# Requirement
Restate the records below word for word.

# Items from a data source
== == ==

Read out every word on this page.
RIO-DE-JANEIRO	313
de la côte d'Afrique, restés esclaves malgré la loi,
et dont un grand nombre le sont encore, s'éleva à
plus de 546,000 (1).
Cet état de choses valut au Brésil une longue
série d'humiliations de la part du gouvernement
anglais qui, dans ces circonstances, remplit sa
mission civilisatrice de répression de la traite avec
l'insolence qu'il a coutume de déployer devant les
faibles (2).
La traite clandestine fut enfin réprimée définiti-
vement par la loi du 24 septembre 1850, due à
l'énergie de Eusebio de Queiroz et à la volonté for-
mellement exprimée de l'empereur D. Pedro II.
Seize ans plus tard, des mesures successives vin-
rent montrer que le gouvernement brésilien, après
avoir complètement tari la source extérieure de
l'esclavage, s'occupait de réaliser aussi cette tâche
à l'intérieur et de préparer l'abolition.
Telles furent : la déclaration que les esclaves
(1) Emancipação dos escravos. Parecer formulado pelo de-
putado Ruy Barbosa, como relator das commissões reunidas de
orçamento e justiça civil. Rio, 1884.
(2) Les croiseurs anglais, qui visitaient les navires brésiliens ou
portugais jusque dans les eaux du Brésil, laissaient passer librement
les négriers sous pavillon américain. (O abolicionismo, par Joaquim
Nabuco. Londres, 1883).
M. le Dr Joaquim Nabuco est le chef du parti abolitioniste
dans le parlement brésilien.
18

== == ==

# Solution for this task
Read out every word on this page.
RIO-DE-JANEIRO	313
de la côte d'Afrique, restés esclaves malgré la loi,
et dont un grand nombre le sont encore, s'éleva à
plus de 546,000 (1).
Cet état de choses valut au Brésil une longue
série d'humiliations de la part du gouvernement
anglais qui, dans ces circonstances, remplit sa
mission civilisatrice de répression de la traite avec
l'insolence qu'il a coutume de déployer devant les
faibles (2).
La traite clandestine fut enfin réprimée définiti-
vement par la loi du 24 septembre 1850, due à
l'énergie de Eusebio de Queiroz et à la volonté for-
mellement exprimée de l'empereur D. Pedro II.
Seize ans plus tard, des mesures successives vin-
rent montrer que le gouvernement brésilien, après
avoir complètement tari la source extérieure de
l'esclavage, s'occupait de réaliser aussi cette tâche
à l'intérieur et de préparer l'abolition.
Telles furent : la déclaration que les esclaves
(1) Emancipação dos escravos. Parecer formulado pelo de-
putado Ruy Barbosa, como relator das commissões reunidas de
orçamento e justiça civil. Rio, 1884.
(2) Les croiseurs anglais, qui visitaient les navires brésiliens ou
portugais jusque dans les eaux du Brésil, laissaient passer librement
les négriers sous pavillon américain. (O abolicionismo, par Joaquim
Nabuco. Londres, 1883).
M. le Dr Joaquim Nabuco est le chef du parti abolitioniste
dans le parlement brésilien.
18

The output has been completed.